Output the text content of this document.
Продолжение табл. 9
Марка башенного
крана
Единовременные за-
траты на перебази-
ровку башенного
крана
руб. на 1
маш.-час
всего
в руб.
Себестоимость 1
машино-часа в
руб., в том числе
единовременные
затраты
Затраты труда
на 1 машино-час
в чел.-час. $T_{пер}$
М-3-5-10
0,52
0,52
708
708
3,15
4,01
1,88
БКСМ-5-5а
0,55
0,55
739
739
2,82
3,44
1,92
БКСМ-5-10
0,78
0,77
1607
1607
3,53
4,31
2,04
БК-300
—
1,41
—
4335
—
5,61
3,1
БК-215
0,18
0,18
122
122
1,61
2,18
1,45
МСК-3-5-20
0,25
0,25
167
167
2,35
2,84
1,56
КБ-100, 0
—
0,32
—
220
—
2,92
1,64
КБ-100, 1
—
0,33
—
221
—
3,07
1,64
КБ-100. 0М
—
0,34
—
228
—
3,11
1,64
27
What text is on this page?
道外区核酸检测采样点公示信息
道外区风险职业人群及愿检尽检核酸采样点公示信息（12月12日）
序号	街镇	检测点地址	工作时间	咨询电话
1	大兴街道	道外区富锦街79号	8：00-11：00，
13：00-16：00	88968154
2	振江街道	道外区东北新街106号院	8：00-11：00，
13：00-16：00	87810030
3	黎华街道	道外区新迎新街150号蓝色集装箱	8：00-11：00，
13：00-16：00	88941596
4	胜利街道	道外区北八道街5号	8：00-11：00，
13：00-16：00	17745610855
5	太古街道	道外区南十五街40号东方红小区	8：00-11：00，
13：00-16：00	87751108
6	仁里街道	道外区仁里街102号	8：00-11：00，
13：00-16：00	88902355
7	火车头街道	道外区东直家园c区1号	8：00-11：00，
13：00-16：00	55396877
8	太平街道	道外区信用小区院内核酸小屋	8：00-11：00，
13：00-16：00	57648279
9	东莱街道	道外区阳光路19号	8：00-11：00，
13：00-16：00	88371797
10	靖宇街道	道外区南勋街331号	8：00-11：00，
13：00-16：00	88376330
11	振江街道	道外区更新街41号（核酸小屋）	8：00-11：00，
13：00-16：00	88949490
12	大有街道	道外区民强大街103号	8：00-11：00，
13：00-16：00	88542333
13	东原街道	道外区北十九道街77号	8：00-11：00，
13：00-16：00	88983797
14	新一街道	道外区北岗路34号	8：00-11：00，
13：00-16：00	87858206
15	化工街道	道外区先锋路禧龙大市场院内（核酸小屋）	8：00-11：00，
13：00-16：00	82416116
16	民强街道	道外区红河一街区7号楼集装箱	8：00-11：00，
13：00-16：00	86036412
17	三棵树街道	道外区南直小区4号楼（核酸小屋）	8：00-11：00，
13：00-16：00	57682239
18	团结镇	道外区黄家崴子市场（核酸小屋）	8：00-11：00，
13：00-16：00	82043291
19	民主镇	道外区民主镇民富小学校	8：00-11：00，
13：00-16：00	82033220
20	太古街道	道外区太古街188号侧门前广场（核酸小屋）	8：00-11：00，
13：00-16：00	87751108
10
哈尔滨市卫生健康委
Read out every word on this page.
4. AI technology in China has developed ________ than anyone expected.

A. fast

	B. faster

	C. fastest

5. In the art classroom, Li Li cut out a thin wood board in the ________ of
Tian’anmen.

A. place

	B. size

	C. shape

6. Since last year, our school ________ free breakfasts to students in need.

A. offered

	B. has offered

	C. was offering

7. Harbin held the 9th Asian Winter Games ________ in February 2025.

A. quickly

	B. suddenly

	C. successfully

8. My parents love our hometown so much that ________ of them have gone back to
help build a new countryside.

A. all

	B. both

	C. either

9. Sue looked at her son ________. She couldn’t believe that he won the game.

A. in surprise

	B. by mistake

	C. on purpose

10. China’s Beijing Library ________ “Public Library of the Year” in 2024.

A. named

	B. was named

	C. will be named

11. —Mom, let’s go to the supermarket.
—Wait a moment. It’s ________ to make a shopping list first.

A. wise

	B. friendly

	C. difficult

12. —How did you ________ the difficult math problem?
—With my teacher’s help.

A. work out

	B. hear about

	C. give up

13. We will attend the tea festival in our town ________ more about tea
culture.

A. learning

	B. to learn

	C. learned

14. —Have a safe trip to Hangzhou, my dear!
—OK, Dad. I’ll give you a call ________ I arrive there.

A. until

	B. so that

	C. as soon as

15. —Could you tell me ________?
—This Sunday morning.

+ + + +

Write out every line from the records above, word for word.

Output the text content of this document.
Продолжение табл. 9
Марка башенного
крана
Единовременные за-
траты на перебази-
ровку башенного
крана
руб. на 1
маш.-час
всего
в руб.
Себестоимость 1
машино-часа в
руб., в том числе
единовременные
затраты
Затраты труда
на 1 машино-час
в чел.-час. $T_{пер}$
М-3-5-10
0,52
0,52
708
708
3,15
4,01
1,88
БКСМ-5-5а
0,55
0,55
739
739
2,82
3,44
1,92
БКСМ-5-10
0,78
0,77
1607
1607
3,53
4,31
2,04
БК-300
—
1,41
—
4335
—
5,61
3,1
БК-215
0,18
0,18
122
122
1,61
2,18
1,45
МСК-3-5-20
0,25
0,25
167
167
2,35
2,84
1,56
КБ-100, 0
—
0,32
—
220
—
2,92
1,64
КБ-100, 1
—
0,33
—
221
—
3,07
1,64
КБ-100. 0М
—
0,34
—
228
—
3,11
1,64
27
What text is on this page?
道外区核酸检测采样点公示信息
道外区风险职业人群及愿检尽检核酸采样点公示信息（12月12日）
序号	街镇	检测点地址	工作时间	咨询电话
1	大兴街道	道外区富锦街79号	8：00-11：00，
13：00-16：00	88968154
2	振江街道	道外区东北新街106号院	8：00-11：00，
13：00-16：00	87810030
3	黎华街道	道外区新迎新街150号蓝色集装箱	8：00-11：00，
13：00-16：00	88941596
4	胜利街道	道外区北八道街5号	8：00-11：00，
13：00-16：00	17745610855
5	太古街道	道外区南十五街40号东方红小区	8：00-11：00，
13：00-16：00	87751108
6	仁里街道	道外区仁里街102号	8：00-11：00，
13：00-16：00	88902355
7	火车头街道	道外区东直家园c区1号	8：00-11：00，
13：00-16：00	55396877
8	太平街道	道外区信用小区院内核酸小屋	8：00-11：00，
13：00-16：00	57648279
9	东莱街道	道外区阳光路19号	8：00-11：00，
13：00-16：00	88371797
10	靖宇街道	道外区南勋街331号	8：00-11：00，
13：00-16：00	88376330
11	振江街道	道外区更新街41号（核酸小屋）	8：00-11：00，
13：00-16：00	88949490
12	大有街道	道外区民强大街103号	8：00-11：00，
13：00-16：00	88542333
13	东原街道	道外区北十九道街77号	8：00-11：00，
13：00-16：00	88983797
14	新一街道	道外区北岗路34号	8：00-11：00，
13：00-16：00	87858206
15	化工街道	道外区先锋路禧龙大市场院内（核酸小屋）	8：00-11：00，
13：00-16：00	82416116
16	民强街道	道外区红河一街区7号楼集装箱	8：00-11：00，
13：00-16：00	86036412
17	三棵树街道	道外区南直小区4号楼（核酸小屋）	8：00-11：00，
13：00-16：00	57682239
18	团结镇	道外区黄家崴子市场（核酸小屋）	8：00-11：00，
13：00-16：00	82043291
19	民主镇	道外区民主镇民富小学校	8：00-11：00，
13：00-16：00	82033220
20	太古街道	道外区太古街188号侧门前广场（核酸小屋）	8：00-11：00，
13：00-16：00	87751108
10
哈尔滨市卫生健康委
Read out every word on this page.
4. AI technology in China has developed ________ than anyone expected.

A. fast

	B. faster

	C. fastest

5. In the art classroom, Li Li cut out a thin wood board in the ________ of
Tian’anmen.

A. place

	B. size

	C. shape

6. Since last year, our school ________ free breakfasts to students in need.

A. offered

	B. has offered

	C. was offering

7. Harbin held the 9th Asian Winter Games ________ in February 2025.

A. quickly

	B. suddenly

	C. successfully

8. My parents love our hometown so much that ________ of them have gone back to
help build a new countryside.

A. all

	B. both

	C. either

9. Sue looked at her son ________. She couldn’t believe that he won the game.

A. in surprise

	B. by mistake

	C. on purpose

10. China’s Beijing Library ________ “Public Library of the Year” in 2024.

A. named

	B. was named

	C. will be named

11. —Mom, let’s go to the supermarket.
—Wait a moment. It’s ________ to make a shopping list first.

A. wise

	B. friendly

	C. difficult

12. —How did you ________ the difficult math problem?
—With my teacher’s help.

A. work out

	B. hear about

	C. give up

13. We will attend the tea festival in our town ________ more about tea
culture.

A. learning

	B. to learn

	C. learned

14. —Have a safe trip to Hangzhou, my dear!
—OK, Dad. I’ll give you a call ________ I arrive there.

A. until

	B. so that

	C. as soon as

15. —Could you tell me ________?
—This Sunday morning.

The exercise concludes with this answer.